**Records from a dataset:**
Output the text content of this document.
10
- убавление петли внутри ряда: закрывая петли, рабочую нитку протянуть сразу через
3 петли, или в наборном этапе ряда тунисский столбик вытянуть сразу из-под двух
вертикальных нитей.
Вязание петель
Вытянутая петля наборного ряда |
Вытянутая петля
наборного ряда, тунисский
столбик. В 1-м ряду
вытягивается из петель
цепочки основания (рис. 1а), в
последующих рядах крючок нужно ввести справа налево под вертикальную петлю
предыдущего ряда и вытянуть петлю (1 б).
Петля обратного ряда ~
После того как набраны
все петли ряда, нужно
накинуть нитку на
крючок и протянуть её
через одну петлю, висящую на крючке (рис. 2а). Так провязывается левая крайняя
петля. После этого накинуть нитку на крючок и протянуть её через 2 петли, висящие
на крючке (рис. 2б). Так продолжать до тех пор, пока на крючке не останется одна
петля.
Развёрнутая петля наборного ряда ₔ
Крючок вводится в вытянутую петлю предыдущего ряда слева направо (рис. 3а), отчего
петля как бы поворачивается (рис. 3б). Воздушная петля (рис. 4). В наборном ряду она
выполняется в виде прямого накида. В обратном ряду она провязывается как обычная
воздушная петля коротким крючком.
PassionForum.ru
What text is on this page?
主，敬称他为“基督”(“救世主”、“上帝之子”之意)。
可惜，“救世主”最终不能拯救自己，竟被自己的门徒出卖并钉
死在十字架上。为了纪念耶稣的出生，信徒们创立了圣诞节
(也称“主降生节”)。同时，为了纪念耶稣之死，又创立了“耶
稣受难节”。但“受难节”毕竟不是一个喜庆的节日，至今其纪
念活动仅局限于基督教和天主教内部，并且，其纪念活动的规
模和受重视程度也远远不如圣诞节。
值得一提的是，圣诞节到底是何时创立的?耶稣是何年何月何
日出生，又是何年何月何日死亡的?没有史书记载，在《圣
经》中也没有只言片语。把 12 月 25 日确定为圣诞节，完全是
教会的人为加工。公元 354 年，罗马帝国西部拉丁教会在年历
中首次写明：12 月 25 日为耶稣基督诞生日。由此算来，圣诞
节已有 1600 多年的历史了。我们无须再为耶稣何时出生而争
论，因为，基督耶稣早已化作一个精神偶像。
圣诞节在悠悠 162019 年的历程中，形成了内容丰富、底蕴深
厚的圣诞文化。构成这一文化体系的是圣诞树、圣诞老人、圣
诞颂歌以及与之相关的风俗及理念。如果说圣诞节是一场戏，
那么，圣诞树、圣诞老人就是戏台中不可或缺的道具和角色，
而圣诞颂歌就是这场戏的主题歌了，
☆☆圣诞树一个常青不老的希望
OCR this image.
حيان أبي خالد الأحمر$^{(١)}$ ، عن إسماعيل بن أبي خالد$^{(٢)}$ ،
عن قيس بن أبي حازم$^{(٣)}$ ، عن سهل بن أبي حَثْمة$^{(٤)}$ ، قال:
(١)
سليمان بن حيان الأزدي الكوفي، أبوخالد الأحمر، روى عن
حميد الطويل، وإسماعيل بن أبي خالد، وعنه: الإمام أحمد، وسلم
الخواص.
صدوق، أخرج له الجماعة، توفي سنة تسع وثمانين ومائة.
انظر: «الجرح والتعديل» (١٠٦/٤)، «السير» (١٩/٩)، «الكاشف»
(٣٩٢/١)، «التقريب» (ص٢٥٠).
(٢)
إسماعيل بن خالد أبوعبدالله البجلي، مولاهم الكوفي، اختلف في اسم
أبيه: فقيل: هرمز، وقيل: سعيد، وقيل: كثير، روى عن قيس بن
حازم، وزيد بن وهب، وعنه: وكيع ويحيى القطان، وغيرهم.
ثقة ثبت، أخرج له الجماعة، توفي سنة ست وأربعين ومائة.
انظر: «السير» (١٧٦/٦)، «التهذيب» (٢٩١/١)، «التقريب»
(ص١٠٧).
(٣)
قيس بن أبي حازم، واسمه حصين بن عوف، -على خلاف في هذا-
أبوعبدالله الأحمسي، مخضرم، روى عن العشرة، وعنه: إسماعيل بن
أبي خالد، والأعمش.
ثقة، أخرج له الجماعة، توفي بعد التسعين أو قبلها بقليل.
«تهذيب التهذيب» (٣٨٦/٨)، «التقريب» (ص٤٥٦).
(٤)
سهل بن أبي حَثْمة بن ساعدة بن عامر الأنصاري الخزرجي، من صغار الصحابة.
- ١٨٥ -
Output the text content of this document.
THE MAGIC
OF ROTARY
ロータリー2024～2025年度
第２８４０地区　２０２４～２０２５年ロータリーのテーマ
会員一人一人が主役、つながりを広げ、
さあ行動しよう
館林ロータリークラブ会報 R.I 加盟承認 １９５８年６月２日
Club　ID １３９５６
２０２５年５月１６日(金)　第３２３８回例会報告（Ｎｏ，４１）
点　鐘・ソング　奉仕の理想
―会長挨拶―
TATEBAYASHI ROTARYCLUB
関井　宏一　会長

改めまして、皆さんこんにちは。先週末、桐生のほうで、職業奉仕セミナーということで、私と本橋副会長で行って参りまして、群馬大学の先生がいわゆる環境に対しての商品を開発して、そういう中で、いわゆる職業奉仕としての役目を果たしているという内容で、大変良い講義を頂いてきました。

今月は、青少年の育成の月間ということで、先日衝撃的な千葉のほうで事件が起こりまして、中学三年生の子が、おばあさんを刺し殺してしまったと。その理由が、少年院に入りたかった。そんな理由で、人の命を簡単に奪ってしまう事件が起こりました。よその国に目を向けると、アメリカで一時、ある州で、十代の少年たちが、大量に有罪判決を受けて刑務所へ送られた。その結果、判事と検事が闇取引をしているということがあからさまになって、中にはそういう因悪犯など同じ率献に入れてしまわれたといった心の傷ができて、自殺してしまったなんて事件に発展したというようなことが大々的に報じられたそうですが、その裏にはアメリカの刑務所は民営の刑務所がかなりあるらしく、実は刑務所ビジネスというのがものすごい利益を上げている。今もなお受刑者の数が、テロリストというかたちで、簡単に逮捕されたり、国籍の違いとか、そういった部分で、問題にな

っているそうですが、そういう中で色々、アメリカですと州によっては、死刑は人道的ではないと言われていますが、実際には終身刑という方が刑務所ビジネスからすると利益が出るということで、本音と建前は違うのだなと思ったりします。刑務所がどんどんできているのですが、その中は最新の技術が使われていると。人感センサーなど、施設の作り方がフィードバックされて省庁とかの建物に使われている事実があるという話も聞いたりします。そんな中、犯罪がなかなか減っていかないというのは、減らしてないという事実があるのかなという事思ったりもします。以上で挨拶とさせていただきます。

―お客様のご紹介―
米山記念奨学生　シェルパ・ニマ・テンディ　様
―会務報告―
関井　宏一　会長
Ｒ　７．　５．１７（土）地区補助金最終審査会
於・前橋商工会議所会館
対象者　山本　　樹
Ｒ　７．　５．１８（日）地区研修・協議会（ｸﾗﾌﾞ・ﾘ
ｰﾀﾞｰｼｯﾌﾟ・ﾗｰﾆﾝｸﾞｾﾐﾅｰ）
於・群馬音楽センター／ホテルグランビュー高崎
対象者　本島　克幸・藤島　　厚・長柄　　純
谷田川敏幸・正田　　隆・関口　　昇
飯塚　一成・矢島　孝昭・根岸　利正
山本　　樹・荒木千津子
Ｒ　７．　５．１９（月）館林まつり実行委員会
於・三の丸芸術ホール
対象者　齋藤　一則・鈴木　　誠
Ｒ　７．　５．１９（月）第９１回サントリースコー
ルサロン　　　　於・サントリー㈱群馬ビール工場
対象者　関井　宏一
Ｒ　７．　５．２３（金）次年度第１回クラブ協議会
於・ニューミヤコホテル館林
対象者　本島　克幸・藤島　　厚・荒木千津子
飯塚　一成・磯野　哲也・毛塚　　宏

**Job:**
Across the records, count the lines holding the string "ряду". Give the number and stop.

**Task solution:**
3